↓↓↓
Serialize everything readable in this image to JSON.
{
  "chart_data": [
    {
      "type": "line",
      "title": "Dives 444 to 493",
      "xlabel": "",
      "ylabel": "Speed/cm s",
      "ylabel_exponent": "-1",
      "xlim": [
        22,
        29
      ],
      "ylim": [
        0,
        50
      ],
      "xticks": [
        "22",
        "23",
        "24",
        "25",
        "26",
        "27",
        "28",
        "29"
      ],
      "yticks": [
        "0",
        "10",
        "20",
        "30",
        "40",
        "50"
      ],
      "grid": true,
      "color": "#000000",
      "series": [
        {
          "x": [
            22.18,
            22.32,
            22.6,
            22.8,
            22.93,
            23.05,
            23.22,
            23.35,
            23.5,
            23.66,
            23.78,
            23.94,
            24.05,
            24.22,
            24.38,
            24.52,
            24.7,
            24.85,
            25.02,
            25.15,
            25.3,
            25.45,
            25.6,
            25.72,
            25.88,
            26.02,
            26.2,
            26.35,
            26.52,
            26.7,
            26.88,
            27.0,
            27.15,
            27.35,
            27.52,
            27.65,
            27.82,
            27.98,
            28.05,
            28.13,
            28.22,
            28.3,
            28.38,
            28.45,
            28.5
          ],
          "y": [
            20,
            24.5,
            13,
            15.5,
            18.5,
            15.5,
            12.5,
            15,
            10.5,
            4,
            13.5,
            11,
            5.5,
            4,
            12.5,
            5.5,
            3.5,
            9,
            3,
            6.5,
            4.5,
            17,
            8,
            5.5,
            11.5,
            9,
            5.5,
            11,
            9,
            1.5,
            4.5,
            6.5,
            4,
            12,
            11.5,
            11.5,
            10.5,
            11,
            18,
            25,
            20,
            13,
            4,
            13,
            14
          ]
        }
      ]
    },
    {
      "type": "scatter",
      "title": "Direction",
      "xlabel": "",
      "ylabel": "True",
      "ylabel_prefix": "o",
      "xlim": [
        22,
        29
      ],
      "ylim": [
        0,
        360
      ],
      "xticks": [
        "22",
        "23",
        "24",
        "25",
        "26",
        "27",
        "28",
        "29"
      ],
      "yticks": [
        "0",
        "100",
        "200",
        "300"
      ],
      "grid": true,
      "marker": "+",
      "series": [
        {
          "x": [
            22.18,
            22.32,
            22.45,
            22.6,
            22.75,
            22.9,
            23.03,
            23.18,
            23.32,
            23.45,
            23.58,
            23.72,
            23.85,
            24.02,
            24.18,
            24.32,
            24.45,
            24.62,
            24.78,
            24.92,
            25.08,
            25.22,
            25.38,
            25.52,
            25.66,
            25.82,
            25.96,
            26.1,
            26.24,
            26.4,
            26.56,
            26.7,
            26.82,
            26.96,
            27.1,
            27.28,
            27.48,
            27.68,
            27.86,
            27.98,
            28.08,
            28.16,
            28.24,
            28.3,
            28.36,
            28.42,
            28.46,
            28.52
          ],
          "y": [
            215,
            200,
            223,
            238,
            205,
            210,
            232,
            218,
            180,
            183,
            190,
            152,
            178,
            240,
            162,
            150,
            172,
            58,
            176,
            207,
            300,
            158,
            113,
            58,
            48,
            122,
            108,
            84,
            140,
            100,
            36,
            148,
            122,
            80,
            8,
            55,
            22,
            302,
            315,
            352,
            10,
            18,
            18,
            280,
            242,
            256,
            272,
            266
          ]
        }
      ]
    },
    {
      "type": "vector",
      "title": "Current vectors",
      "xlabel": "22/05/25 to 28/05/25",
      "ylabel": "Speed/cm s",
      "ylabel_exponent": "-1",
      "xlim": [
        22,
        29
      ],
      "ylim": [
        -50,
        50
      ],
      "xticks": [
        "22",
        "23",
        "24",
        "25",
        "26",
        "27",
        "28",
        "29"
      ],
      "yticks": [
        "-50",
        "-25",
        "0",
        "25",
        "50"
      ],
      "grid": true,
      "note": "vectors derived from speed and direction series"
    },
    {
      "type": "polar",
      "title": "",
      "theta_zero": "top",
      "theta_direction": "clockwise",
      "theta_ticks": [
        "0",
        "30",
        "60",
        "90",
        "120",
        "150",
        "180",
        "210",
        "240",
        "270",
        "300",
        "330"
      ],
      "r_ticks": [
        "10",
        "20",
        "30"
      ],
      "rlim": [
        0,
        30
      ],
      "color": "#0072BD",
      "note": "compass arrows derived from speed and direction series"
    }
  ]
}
↑↑↑
- **Work to be completed**
Quote all of the entries exactly as they appear.

- **Full answer**
Serialize everything readable in this image to JSON.
{
  "chart_data": [
    {
      "type": "line",
      "title": "Dives 444 to 493",
      "xlabel": "",
      "ylabel": "Speed/cm s",
      "ylabel_exponent": "-1",
      "xlim": [
        22,
        29
      ],
      "ylim": [
        0,
        50
      ],
      "xticks": [
        "22",
        "23",
        "24",
        "25",
        "26",
        "27",
        "28",
        "29"
      ],
      "yticks": [
        "0",
        "10",
        "20",
        "30",
        "40",
        "50"
      ],
      "grid": true,
      "color": "#000000",
      "series": [
        {
          "x": [
            22.18,
            22.32,
            22.6,
            22.8,
            22.93,
            23.05,
            23.22,
            23.35,
            23.5,
            23.66,
            23.78,
            23.94,
            24.05,
            24.22,
            24.38,
            24.52,
            24.7,
            24.85,
            25.02,
            25.15,
            25.3,
            25.45,
            25.6,
            25.72,
            25.88,
            26.02,
            26.2,
            26.35,
            26.52,
            26.7,
            26.88,
            27.0,
            27.15,
            27.35,
            27.52,
            27.65,
            27.82,
            27.98,
            28.05,
            28.13,
            28.22,
            28.3,
            28.38,
            28.45,
            28.5
          ],
          "y": [
            20,
            24.5,
            13,
            15.5,
            18.5,
            15.5,
            12.5,
            15,
            10.5,
            4,
            13.5,
            11,
            5.5,
            4,
            12.5,
            5.5,
            3.5,
            9,
            3,
            6.5,
            4.5,
            17,
            8,
            5.5,
            11.5,
            9,
            5.5,
            11,
            9,
            1.5,
            4.5,
            6.5,
            4,
            12,
            11.5,
            11.5,
            10.5,
            11,
            18,
            25,
            20,
            13,
            4,
            13,
            14
          ]
        }
      ]
    },
    {
      "type": "scatter",
      "title": "Direction",
      "xlabel": "",
      "ylabel": "True",
      "ylabel_prefix": "o",
      "xlim": [
        22,
        29
      ],
      "ylim": [
        0,
        360
      ],
      "xticks": [
        "22",
        "23",
        "24",
        "25",
        "26",
        "27",
        "28",
        "29"
      ],
      "yticks": [
        "0",
        "100",
        "200",
        "300"
      ],
      "grid": true,
      "marker": "+",
      "series": [
        {
          "x": [
            22.18,
            22.32,
            22.45,
            22.6,
            22.75,
            22.9,
            23.03,
            23.18,
            23.32,
            23.45,
            23.58,
            23.72,
            23.85,
            24.02,
            24.18,
            24.32,
            24.45,
            24.62,
            24.78,
            24.92,
            25.08,
            25.22,
            25.38,
            25.52,
            25.66,
            25.82,
            25.96,
            26.1,
            26.24,
            26.4,
            26.56,
            26.7,
            26.82,
            26.96,
            27.1,
            27.28,
            27.48,
            27.68,
            27.86,
            27.98,
            28.08,
            28.16,
            28.24,
            28.3,
            28.36,
            28.42,
            28.46,
            28.52
          ],
          "y": [
            215,
            200,
            223,
            238,
            205,
            210,
            232,
            218,
            180,
            183,
            190,
            152,
            178,
            240,
            162,
            150,
            172,
            58,
            176,
            207,
            300,
            158,
            113,
            58,
            48,
            122,
            108,
            84,
            140,
            100,
            36,
            148,
            122,
            80,
            8,
            55,
            22,
            302,
            315,
            352,
            10,
            18,
            18,
            280,
            242,
            256,
            272,
            266
          ]
        }
      ]
    },
    {
      "type": "vector",
      "title": "Current vectors",
      "xlabel": "22/05/25 to 28/05/25",
      "ylabel": "Speed/cm s",
      "ylabel_exponent": "-1",
      "xlim": [
        22,
        29
      ],
      "ylim": [
        -50,
        50
      ],
      "xticks": [
        "22",
        "23",
        "24",
        "25",
        "26",
        "27",
        "28",
        "29"
      ],
      "yticks": [
        "-50",
        "-25",
        "0",
        "25",
        "50"
      ],
      "grid": true,
      "note": "vectors derived from speed and direction series"
    },
    {
      "type": "polar",
      "title": "",
      "theta_zero": "top",
      "theta_direction": "clockwise",
      "theta_ticks": [
        "0",
        "30",
        "60",
        "90",
        "120",
        "150",
        "180",
        "210",
        "240",
        "270",
        "300",
        "330"
      ],
      "r_ticks": [
        "10",
        "20",
        "30"
      ],
      "rlim": [
        0,
        30
      ],
      "color": "#0072BD",
      "note": "compass arrows derived from speed and direction series"
    }
  ]
}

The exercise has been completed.